» Objective
Read through the entries below and return each line with the word "name".

» Provided entries
####
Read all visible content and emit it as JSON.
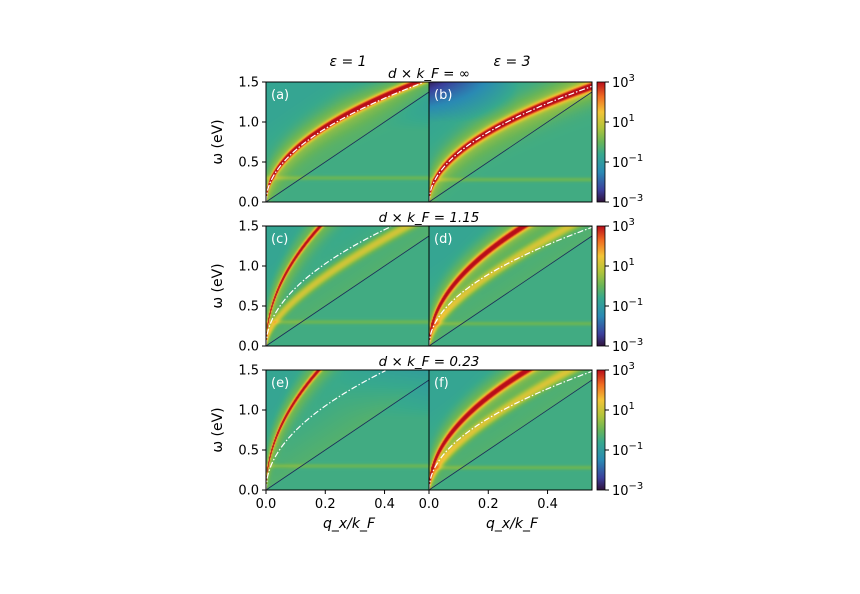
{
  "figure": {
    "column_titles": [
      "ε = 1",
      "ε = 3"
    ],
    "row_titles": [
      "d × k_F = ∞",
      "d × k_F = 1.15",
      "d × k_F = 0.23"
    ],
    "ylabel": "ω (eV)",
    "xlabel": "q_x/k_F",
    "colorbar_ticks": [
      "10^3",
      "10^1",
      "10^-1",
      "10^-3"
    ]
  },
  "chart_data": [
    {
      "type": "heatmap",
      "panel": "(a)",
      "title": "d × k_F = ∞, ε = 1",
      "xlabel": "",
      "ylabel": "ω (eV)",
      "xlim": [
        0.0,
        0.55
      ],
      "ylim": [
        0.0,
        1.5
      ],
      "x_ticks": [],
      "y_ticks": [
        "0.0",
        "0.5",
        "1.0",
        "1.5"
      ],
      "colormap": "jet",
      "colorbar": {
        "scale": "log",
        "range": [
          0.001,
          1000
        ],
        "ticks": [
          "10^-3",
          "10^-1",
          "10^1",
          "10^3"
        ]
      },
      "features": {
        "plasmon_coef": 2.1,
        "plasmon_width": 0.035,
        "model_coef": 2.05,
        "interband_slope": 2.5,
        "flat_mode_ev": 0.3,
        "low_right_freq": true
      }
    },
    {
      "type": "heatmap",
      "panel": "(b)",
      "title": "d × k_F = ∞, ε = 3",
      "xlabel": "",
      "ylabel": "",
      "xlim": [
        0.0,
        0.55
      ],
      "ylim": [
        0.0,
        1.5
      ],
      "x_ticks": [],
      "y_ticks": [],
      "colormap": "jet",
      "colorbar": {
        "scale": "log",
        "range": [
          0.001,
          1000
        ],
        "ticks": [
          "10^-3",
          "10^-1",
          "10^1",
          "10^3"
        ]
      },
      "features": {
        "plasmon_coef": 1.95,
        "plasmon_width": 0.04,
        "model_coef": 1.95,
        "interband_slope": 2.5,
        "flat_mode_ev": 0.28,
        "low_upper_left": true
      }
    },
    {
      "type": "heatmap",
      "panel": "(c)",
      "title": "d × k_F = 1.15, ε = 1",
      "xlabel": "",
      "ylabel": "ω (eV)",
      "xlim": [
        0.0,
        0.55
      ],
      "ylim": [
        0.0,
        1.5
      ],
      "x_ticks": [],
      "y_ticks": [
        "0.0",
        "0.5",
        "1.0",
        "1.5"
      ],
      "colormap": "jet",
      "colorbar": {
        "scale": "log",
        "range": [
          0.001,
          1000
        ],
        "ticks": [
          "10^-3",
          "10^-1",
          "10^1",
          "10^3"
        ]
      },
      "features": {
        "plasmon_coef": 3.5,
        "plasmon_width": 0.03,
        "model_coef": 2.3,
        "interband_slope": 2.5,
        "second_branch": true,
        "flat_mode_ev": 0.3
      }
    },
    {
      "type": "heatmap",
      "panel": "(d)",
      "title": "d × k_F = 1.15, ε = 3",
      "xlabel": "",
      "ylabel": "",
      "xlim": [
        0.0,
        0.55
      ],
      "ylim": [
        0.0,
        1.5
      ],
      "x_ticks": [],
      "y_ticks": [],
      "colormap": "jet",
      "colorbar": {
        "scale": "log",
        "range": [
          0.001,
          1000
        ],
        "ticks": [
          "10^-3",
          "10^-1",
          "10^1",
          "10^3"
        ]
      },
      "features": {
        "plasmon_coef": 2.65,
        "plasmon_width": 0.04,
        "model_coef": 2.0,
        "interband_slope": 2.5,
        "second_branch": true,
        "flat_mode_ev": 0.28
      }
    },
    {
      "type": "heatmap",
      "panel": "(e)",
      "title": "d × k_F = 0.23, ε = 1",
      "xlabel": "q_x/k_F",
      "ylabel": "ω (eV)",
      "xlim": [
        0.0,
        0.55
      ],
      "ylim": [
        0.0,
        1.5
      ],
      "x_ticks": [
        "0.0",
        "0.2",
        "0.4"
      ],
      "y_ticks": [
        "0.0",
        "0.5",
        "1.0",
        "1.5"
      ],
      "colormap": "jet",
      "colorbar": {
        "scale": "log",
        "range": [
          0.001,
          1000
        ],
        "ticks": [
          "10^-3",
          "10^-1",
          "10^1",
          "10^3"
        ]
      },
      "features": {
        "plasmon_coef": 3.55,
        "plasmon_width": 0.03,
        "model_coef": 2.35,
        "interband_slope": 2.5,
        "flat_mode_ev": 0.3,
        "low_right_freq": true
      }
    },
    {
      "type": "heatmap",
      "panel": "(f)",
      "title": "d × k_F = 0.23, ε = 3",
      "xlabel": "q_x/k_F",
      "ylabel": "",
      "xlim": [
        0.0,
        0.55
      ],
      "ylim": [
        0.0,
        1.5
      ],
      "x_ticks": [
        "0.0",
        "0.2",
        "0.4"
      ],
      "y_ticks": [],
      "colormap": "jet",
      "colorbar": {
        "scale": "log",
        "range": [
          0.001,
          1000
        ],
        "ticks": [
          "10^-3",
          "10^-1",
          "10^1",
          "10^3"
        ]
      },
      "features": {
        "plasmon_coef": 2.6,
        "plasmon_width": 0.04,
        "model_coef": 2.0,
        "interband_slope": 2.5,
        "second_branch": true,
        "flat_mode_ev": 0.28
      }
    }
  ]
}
####
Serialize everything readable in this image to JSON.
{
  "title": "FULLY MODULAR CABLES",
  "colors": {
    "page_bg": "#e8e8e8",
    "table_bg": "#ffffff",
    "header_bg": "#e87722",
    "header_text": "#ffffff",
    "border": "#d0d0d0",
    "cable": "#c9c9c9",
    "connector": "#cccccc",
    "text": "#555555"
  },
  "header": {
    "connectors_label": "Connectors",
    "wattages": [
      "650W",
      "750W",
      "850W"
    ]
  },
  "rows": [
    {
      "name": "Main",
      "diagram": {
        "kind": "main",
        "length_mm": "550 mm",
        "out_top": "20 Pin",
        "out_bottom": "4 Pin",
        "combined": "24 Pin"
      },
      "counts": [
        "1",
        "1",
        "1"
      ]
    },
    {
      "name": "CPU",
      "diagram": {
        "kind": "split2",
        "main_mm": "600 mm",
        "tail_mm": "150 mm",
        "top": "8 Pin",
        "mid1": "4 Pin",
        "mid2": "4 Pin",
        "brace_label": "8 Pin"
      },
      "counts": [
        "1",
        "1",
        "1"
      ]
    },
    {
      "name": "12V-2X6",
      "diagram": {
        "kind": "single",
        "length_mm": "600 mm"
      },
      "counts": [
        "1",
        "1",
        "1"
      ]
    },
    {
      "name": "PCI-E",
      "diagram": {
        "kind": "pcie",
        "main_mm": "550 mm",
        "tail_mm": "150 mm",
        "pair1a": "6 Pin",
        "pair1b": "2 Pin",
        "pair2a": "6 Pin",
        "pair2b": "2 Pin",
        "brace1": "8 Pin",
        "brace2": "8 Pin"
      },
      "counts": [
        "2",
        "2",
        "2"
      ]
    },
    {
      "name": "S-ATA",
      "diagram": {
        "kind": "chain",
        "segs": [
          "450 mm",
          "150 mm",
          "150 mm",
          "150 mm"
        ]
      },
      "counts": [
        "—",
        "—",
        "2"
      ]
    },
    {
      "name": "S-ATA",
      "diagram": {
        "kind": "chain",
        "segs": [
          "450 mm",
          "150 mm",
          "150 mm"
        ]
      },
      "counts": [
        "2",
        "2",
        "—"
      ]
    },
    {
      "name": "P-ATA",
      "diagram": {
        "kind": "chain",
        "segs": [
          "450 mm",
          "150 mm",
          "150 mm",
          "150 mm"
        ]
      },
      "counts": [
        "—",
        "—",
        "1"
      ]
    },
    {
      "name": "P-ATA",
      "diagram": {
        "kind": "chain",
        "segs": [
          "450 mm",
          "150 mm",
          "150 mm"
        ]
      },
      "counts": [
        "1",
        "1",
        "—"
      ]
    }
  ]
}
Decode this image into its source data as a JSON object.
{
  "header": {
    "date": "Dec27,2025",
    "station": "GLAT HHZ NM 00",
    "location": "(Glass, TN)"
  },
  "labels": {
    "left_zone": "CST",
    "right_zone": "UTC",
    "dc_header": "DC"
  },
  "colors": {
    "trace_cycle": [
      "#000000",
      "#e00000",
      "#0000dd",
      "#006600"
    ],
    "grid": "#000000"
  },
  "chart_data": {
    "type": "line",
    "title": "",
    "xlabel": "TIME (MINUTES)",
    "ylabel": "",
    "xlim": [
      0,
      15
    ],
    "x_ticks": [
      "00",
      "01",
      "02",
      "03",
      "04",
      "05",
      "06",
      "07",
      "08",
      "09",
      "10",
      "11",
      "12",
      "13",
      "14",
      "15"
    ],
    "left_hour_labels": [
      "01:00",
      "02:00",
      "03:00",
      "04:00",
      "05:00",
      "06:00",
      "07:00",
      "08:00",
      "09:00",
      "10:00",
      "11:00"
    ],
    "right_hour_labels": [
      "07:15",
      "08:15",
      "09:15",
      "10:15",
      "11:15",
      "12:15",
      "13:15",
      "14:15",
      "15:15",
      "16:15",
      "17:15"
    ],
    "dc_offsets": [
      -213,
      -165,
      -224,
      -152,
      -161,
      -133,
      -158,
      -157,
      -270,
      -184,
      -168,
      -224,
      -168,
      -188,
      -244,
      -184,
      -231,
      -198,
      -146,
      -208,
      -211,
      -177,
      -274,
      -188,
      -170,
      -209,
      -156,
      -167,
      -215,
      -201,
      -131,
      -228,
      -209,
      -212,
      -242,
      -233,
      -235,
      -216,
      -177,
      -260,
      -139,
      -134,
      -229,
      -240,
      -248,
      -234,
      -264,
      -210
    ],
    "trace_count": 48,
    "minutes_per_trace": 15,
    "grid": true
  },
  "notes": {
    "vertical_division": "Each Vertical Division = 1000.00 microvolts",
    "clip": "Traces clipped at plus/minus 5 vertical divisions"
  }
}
####
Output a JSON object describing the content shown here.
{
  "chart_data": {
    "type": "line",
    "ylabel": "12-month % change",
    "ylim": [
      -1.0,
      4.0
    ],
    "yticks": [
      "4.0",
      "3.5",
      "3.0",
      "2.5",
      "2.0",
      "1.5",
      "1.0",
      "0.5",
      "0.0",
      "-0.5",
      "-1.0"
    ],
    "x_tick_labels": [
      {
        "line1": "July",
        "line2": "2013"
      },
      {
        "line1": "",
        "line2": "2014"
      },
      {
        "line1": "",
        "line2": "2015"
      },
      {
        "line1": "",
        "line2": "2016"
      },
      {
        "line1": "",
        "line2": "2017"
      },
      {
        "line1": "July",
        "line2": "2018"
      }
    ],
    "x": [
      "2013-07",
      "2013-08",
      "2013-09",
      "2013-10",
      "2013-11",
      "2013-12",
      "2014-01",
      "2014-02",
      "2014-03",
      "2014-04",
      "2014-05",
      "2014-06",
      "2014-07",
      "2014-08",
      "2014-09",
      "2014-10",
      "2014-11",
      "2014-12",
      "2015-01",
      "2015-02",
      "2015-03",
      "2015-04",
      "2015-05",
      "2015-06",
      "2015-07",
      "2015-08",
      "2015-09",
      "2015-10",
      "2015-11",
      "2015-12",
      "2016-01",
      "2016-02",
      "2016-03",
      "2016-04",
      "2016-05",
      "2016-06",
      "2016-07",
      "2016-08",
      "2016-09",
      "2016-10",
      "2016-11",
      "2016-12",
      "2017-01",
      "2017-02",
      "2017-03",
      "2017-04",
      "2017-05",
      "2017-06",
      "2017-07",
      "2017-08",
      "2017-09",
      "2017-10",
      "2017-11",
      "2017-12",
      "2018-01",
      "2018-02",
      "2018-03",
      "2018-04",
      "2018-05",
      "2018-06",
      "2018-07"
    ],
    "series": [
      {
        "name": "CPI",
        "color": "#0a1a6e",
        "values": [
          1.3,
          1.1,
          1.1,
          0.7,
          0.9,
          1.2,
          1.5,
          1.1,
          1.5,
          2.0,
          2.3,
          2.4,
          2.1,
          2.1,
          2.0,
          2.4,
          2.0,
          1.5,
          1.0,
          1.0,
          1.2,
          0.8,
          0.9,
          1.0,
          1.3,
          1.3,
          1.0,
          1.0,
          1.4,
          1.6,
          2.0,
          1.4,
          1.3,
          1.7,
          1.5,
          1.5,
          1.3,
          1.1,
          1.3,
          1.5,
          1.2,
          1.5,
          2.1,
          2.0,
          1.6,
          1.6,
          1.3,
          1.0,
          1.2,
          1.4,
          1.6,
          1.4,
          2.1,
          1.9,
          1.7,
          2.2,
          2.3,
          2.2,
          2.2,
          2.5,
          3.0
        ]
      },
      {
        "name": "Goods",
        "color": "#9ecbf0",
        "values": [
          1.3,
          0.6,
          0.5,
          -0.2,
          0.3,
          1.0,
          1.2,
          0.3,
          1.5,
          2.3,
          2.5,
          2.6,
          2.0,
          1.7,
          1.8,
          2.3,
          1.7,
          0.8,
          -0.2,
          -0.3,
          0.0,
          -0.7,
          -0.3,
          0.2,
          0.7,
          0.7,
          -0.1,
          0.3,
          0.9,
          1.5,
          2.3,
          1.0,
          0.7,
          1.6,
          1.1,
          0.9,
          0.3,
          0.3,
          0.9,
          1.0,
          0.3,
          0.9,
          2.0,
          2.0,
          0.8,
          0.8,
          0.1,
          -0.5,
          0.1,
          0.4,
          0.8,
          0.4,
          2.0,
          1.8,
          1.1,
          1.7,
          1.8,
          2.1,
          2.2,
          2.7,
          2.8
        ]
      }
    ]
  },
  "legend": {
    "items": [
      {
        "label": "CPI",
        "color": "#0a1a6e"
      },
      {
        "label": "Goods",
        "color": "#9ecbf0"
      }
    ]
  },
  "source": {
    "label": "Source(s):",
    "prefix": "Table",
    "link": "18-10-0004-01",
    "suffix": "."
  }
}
####
» Response
      "name": "Main",
      "name": "CPU",
      "name": "12V-2X6",
      "name": "PCI-E",
      "name": "S-ATA",
      "name": "S-ATA",
      "name": "P-ATA",
      "name": "P-ATA",
        "name": "CPI",
        "name": "Goods",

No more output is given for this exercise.